--- BEGIN ---

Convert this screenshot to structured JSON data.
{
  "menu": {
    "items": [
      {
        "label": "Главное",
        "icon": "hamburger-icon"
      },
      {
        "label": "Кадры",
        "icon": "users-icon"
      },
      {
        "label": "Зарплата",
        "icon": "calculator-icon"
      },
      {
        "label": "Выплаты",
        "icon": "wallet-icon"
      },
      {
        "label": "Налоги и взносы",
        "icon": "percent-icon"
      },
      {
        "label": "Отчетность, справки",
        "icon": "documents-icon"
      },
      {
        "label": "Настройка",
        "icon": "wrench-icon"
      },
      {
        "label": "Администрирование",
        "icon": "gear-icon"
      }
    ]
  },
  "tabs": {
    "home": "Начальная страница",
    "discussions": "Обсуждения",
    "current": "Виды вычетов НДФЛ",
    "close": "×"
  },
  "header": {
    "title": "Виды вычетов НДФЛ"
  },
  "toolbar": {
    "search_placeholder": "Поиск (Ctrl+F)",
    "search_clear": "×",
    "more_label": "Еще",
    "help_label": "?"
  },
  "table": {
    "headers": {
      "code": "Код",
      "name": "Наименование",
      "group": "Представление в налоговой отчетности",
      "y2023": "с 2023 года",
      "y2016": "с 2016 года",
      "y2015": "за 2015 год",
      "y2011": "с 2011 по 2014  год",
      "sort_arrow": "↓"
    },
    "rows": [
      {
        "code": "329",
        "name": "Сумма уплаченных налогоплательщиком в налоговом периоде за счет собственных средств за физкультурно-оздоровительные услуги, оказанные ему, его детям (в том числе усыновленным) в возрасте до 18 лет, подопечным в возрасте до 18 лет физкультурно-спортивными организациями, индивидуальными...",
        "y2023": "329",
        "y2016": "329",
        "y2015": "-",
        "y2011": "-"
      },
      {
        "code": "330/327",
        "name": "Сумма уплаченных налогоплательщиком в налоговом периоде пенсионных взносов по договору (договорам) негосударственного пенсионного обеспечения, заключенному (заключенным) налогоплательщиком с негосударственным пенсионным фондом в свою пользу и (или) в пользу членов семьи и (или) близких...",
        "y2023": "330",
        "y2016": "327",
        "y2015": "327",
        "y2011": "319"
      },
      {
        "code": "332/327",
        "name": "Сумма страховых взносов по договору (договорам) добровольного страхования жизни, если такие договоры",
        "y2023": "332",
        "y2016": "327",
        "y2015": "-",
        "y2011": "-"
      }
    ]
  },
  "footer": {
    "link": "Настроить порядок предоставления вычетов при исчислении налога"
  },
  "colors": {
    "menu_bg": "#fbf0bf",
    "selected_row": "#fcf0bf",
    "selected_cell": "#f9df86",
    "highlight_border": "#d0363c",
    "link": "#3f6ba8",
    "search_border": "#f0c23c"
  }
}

--- END ---

Problem requirements: Go through the records and gather the lines that hold "link".

Correct result:
    "link": "Настроить порядок предоставления вычетов при исчислении налога"
    "link": "#3f6ba8",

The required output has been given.